● Task details: Gather the lines from the material that contain "mayor".
========================================================================
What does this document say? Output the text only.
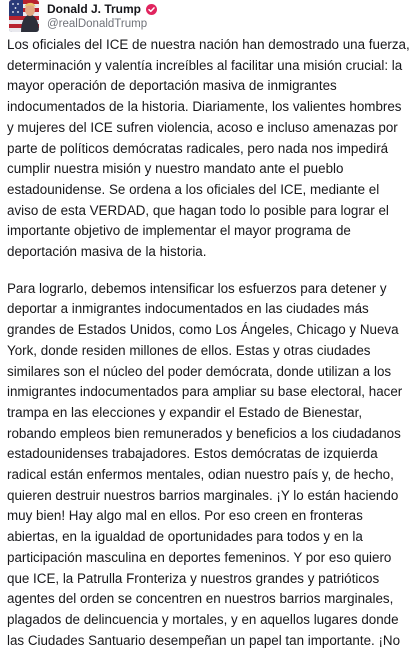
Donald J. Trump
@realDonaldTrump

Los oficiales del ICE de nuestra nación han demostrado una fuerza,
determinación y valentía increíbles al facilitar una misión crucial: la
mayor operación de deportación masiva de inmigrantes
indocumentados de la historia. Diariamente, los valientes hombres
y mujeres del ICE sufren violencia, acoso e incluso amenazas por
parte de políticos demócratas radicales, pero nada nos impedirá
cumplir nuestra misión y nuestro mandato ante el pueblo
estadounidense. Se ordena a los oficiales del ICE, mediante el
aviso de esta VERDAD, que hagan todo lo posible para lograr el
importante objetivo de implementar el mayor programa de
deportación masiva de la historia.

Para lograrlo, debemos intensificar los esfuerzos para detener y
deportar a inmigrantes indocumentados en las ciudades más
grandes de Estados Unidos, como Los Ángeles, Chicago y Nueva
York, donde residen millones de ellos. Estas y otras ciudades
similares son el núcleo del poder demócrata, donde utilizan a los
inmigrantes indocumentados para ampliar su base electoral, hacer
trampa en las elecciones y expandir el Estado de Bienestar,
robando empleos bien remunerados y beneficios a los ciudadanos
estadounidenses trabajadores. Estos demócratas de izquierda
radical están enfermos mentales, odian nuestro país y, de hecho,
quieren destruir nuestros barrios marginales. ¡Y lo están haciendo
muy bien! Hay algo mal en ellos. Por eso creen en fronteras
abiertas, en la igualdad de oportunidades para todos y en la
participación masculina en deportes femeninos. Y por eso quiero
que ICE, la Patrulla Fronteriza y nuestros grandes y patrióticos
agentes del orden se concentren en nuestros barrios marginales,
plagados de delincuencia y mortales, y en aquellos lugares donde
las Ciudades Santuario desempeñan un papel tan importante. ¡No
========================================================================
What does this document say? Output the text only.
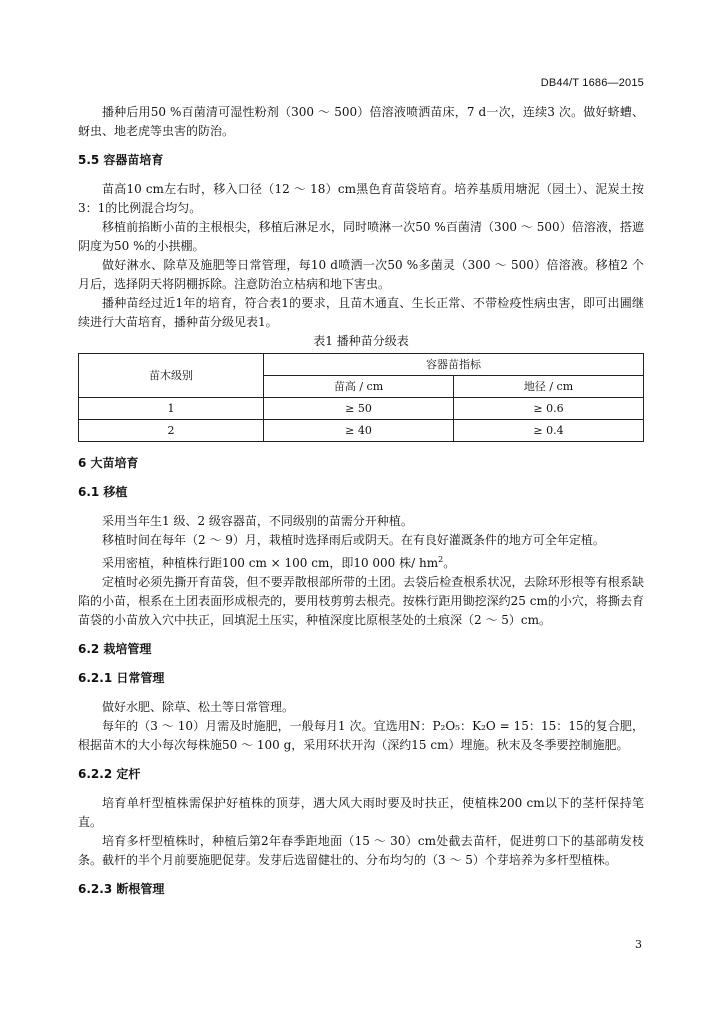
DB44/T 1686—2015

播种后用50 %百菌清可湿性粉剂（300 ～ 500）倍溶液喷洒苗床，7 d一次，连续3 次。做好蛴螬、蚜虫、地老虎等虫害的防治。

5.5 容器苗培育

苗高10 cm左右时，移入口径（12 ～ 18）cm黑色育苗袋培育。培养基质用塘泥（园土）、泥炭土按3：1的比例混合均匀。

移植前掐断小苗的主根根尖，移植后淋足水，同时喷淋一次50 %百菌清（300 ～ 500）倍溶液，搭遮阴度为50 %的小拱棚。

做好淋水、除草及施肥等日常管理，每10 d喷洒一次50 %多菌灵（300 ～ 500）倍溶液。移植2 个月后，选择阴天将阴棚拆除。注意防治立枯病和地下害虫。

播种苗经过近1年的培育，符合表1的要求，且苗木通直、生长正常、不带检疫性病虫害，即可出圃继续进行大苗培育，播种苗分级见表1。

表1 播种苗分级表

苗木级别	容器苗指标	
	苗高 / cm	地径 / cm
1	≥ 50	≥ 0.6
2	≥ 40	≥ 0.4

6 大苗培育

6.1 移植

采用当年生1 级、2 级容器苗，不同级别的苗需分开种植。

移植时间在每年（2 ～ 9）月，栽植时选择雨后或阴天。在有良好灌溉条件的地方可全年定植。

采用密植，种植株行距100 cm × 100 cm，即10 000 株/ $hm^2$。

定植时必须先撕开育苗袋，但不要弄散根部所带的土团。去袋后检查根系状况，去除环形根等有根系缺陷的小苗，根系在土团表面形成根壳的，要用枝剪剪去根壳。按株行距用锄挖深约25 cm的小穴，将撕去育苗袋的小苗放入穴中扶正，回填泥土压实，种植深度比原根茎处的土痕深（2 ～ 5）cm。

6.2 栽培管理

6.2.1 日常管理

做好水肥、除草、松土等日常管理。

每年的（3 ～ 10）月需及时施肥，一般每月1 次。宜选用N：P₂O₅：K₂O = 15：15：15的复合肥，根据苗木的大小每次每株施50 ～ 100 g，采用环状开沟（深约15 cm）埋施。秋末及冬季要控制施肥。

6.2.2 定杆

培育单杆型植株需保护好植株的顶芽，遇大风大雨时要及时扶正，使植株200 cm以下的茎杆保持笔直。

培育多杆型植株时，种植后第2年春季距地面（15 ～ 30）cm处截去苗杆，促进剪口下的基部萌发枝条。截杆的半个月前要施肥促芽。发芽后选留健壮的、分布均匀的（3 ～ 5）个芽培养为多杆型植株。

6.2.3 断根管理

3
========================================================================
● Completed task:
mayor operación de deportación masiva de inmigrantes
importante objetivo de implementar el mayor programa de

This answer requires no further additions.